**Dataset entries**
########

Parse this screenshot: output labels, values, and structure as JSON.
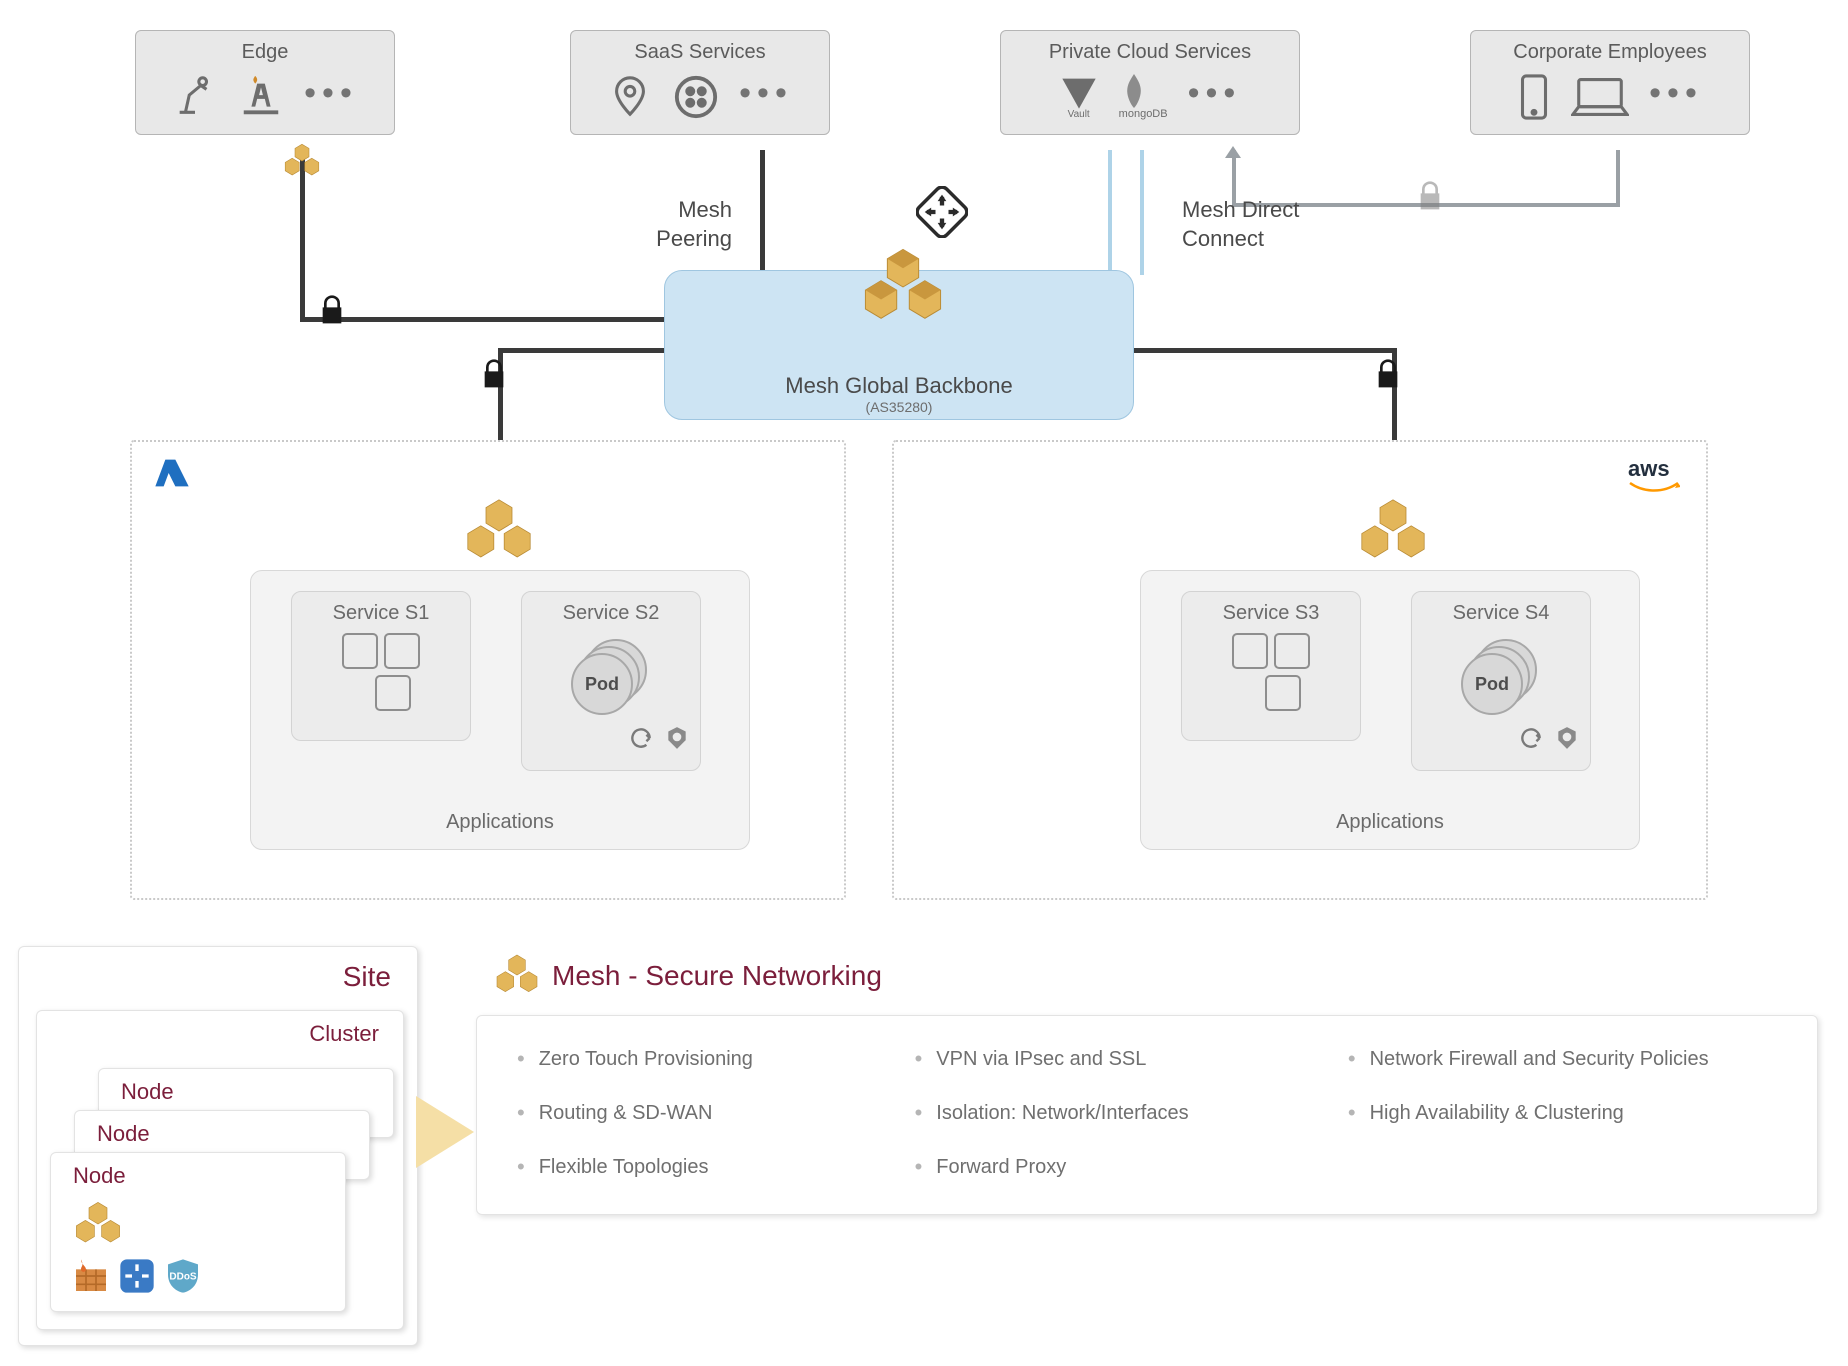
{
  "top_cards": {
    "edge": {
      "title": "Edge"
    },
    "saas": {
      "title": "SaaS Services"
    },
    "pcloud": {
      "title": "Private Cloud Services",
      "icon_labels": [
        "Vault",
        "mongoDB"
      ]
    },
    "corp": {
      "title": "Corporate Employees"
    }
  },
  "conn_labels": {
    "peering": "Mesh\nPeering",
    "direct": "Mesh Direct\nConnect"
  },
  "backbone": {
    "title": "Mesh Global Backbone",
    "subtitle": "(AS35280)"
  },
  "clouds": {
    "azure": {
      "corner_icon": "azure",
      "applications_label": "Applications",
      "services": [
        {
          "label": "Service S1",
          "kind": "squares"
        },
        {
          "label": "Service S2",
          "kind": "pod",
          "pod_text": "Pod"
        }
      ]
    },
    "aws": {
      "corner_icon": "aws",
      "applications_label": "Applications",
      "services": [
        {
          "label": "Service S3",
          "kind": "squares"
        },
        {
          "label": "Service S4",
          "kind": "pod",
          "pod_text": "Pod"
        }
      ]
    }
  },
  "site_stack": {
    "site_label": "Site",
    "cluster_label": "Cluster",
    "node_label": "Node"
  },
  "features": {
    "title": "Mesh - Secure Networking",
    "items": [
      "Zero Touch Provisioning",
      "VPN via IPsec and SSL",
      "Network Firewall and Security Policies",
      "Routing & SD-WAN",
      "Isolation: Network/Interfaces",
      "High Availability & Clustering",
      "Flexible Topologies",
      "Forward Proxy"
    ]
  },
  "icon_names": {
    "router": "router-icon",
    "lock": "lock-icon",
    "mesh_cubes": "mesh-cubes-icon",
    "kubernetes": "kubernetes-icon",
    "sync": "sync-icon",
    "firewall": "firewall-icon",
    "shield": "shield-icon"
  }
}
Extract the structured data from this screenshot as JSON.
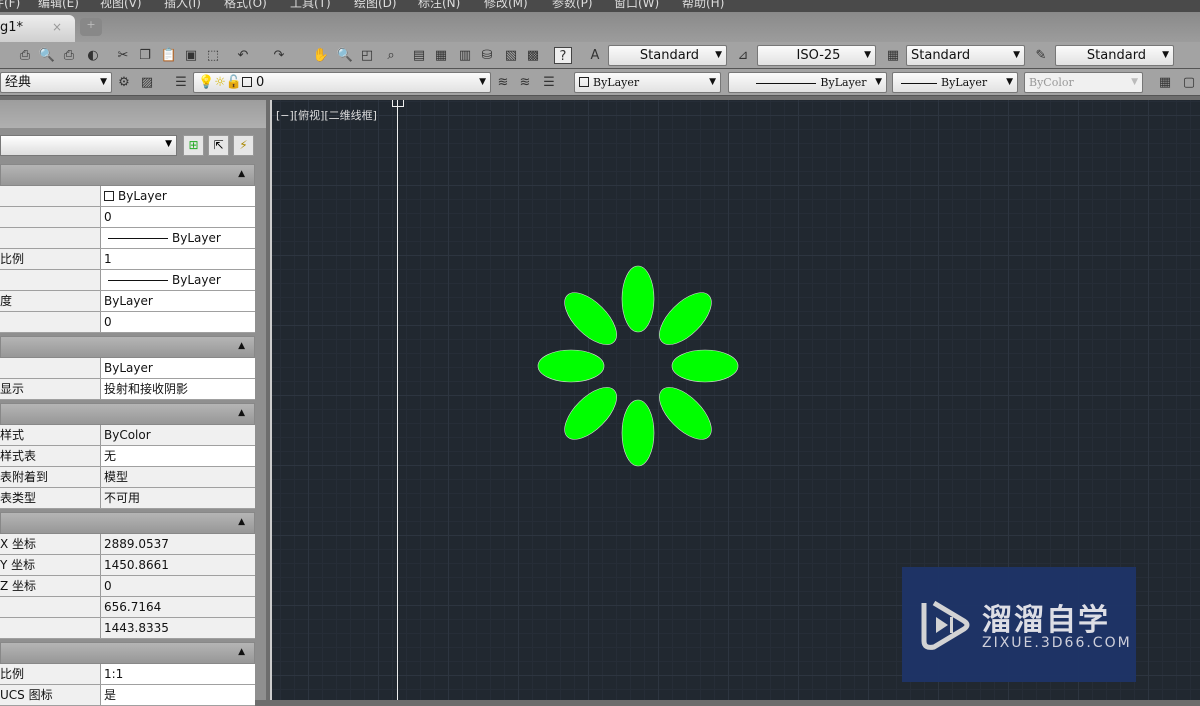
{
  "menu": [
    "件(F)",
    "编辑(E)",
    "视图(V)",
    "插入(I)",
    "格式(O)",
    "工具(T)",
    "绘图(D)",
    "标注(N)",
    "修改(M)",
    "参数(P)",
    "窗口(W)",
    "帮助(H)"
  ],
  "tab": {
    "title": "g1*",
    "close": "×",
    "new": "+"
  },
  "styles": {
    "text_style": "Standard",
    "dim_style": "ISO-25",
    "table_style": "Standard",
    "mleader_style": "Standard"
  },
  "workspace": "经典",
  "layer": "0",
  "props_bar": {
    "color": "ByLayer",
    "linetype": "ByLayer",
    "lineweight": "ByLayer",
    "plotstyle": "ByColor"
  },
  "viewport_label": "[−][俯视][二维线框]",
  "properties": {
    "sections": [
      {
        "rows": [
          {
            "k": "",
            "v": "ByLayer",
            "t": "sq"
          },
          {
            "k": "",
            "v": "0"
          },
          {
            "k": "",
            "v": "ByLayer",
            "t": "ln"
          },
          {
            "k": "比例",
            "v": "1"
          },
          {
            "k": "",
            "v": "ByLayer",
            "t": "ln"
          },
          {
            "k": "度",
            "v": "ByLayer"
          },
          {
            "k": "",
            "v": "0"
          }
        ]
      },
      {
        "rows": [
          {
            "k": "",
            "v": "ByLayer"
          },
          {
            "k": "显示",
            "v": "投射和接收阴影"
          }
        ]
      },
      {
        "rows": [
          {
            "k": "样式",
            "v": "ByColor",
            "g": 1
          },
          {
            "k": "样式表",
            "v": "无"
          },
          {
            "k": "表附着到",
            "v": "模型",
            "g": 1
          },
          {
            "k": "表类型",
            "v": "不可用",
            "g": 1
          }
        ]
      },
      {
        "rows": [
          {
            "k": "X 坐标",
            "v": "2889.0537",
            "g": 1
          },
          {
            "k": "Y 坐标",
            "v": "1450.8661",
            "g": 1
          },
          {
            "k": "Z 坐标",
            "v": "0",
            "g": 1
          },
          {
            "k": "",
            "v": "656.7164",
            "g": 1
          },
          {
            "k": "",
            "v": "1443.8335",
            "g": 1
          }
        ]
      },
      {
        "rows": [
          {
            "k": "比例",
            "v": "1:1"
          },
          {
            "k": "UCS 图标",
            "v": "是"
          }
        ]
      }
    ]
  },
  "drawing": {
    "petal_color": "#00ff00",
    "petal_count": 8
  },
  "watermark": {
    "cn": "溜溜自学",
    "en": "ZIXUE.3D66.COM"
  }
}
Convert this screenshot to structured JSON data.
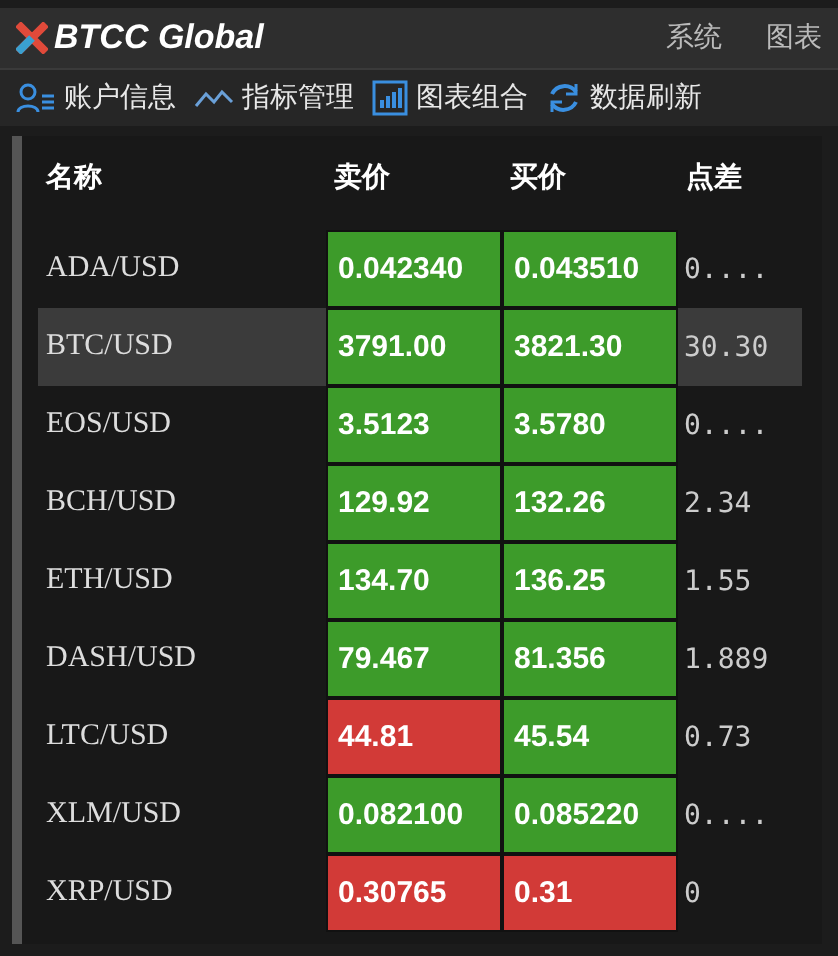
{
  "app": {
    "title": "BTCC Global",
    "menu": [
      "系统",
      "图表"
    ]
  },
  "toolbar": [
    {
      "kind": "account",
      "label": "账户信息"
    },
    {
      "kind": "indicator",
      "label": "指标管理"
    },
    {
      "kind": "chart",
      "label": "图表组合"
    },
    {
      "kind": "refresh",
      "label": "数据刷新"
    }
  ],
  "table": {
    "columns": [
      "名称",
      "卖价",
      "买价",
      "点差"
    ],
    "rows": [
      {
        "name": "ADA/USD",
        "sell": {
          "value": "0.042340",
          "color": "#3d9b2a"
        },
        "buy": {
          "value": "0.043510",
          "color": "#3d9b2a"
        },
        "spread": "0....",
        "selected": false
      },
      {
        "name": "BTC/USD",
        "sell": {
          "value": "3791.00",
          "color": "#3d9b2a"
        },
        "buy": {
          "value": "3821.30",
          "color": "#3d9b2a"
        },
        "spread": "30.30",
        "selected": true
      },
      {
        "name": "EOS/USD",
        "sell": {
          "value": "3.5123",
          "color": "#3d9b2a"
        },
        "buy": {
          "value": "3.5780",
          "color": "#3d9b2a"
        },
        "spread": "0....",
        "selected": false
      },
      {
        "name": "BCH/USD",
        "sell": {
          "value": "129.92",
          "color": "#3d9b2a"
        },
        "buy": {
          "value": "132.26",
          "color": "#3d9b2a"
        },
        "spread": "2.34",
        "selected": false
      },
      {
        "name": "ETH/USD",
        "sell": {
          "value": "134.70",
          "color": "#3d9b2a"
        },
        "buy": {
          "value": "136.25",
          "color": "#3d9b2a"
        },
        "spread": "1.55",
        "selected": false
      },
      {
        "name": "DASH/USD",
        "sell": {
          "value": "79.467",
          "color": "#3d9b2a"
        },
        "buy": {
          "value": "81.356",
          "color": "#3d9b2a"
        },
        "spread": "1.889",
        "selected": false
      },
      {
        "name": "LTC/USD",
        "sell": {
          "value": "44.81",
          "color": "#d23a37"
        },
        "buy": {
          "value": "45.54",
          "color": "#3d9b2a"
        },
        "spread": "0.73",
        "selected": false
      },
      {
        "name": "XLM/USD",
        "sell": {
          "value": "0.082100",
          "color": "#3d9b2a"
        },
        "buy": {
          "value": "0.085220",
          "color": "#3d9b2a"
        },
        "spread": "0....",
        "selected": false
      },
      {
        "name": "XRP/USD",
        "sell": {
          "value": "0.30765",
          "color": "#d23a37"
        },
        "buy": {
          "value": "0.31",
          "color": "#d23a37"
        },
        "spread": "0",
        "selected": false
      }
    ]
  }
}
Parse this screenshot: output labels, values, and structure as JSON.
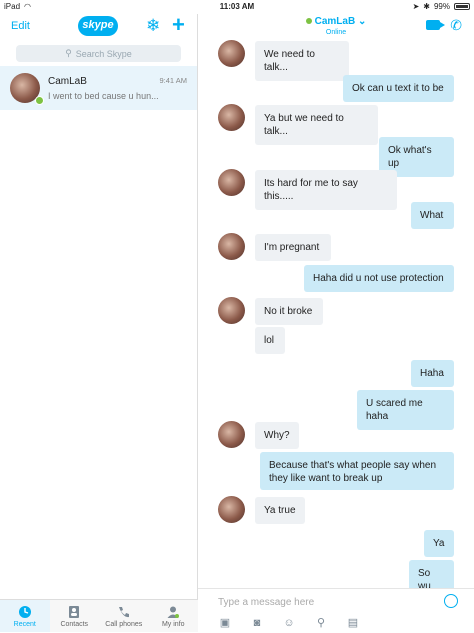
{
  "status_bar": {
    "device": "iPad",
    "time": "11:03 AM",
    "battery": "99%"
  },
  "left_pane": {
    "edit_label": "Edit",
    "logo_text": "skype",
    "search_placeholder": "Search Skype",
    "conversation": {
      "name": "CamLaB",
      "time": "9:41 AM",
      "preview": "I went to bed cause u hun..."
    },
    "tabs": [
      {
        "label": "Recent",
        "icon": "clock-icon"
      },
      {
        "label": "Contacts",
        "icon": "contacts-icon"
      },
      {
        "label": "Call phones",
        "icon": "dialpad-icon"
      },
      {
        "label": "My info",
        "icon": "person-icon"
      }
    ]
  },
  "chat": {
    "title": "CamLaB",
    "subtitle": "Online",
    "messages": [
      {
        "side": "in",
        "text": "We need to talk..."
      },
      {
        "side": "out",
        "text": "Ok can u text it to be"
      },
      {
        "side": "in",
        "text": "Ya but we need to talk..."
      },
      {
        "side": "out",
        "text": "Ok what's up"
      },
      {
        "side": "in",
        "text": "Its hard for me to say this....."
      },
      {
        "side": "out",
        "text": "What"
      },
      {
        "side": "in",
        "text": "I'm pregnant"
      },
      {
        "side": "out",
        "text": "Haha did u not use protection"
      },
      {
        "side": "in",
        "text": "No it broke"
      },
      {
        "side": "in",
        "text": "lol"
      },
      {
        "side": "out",
        "text": "Haha"
      },
      {
        "side": "out",
        "text": "U scared me haha"
      },
      {
        "side": "in",
        "text": "Why?"
      },
      {
        "side": "out",
        "text": "Because that's what people say when they like want to break up"
      },
      {
        "side": "in",
        "text": "Ya true"
      },
      {
        "side": "out",
        "text": "Ya"
      },
      {
        "side": "out",
        "text": "So wu"
      }
    ],
    "composer_placeholder": "Type a message here"
  }
}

########

**Exercise directions**
Which lines above contain "this"? Show each of them.

**Expected output**
Parse this screenshot: output labels, values, and structure as JSON.
Extract the structured data from this screenshot as JSON.
Convert this screenshot to structured JSON data.
Parse this screenshot: output labels, values, and structure as JSON.
        "text": "Its hard for me to say this....."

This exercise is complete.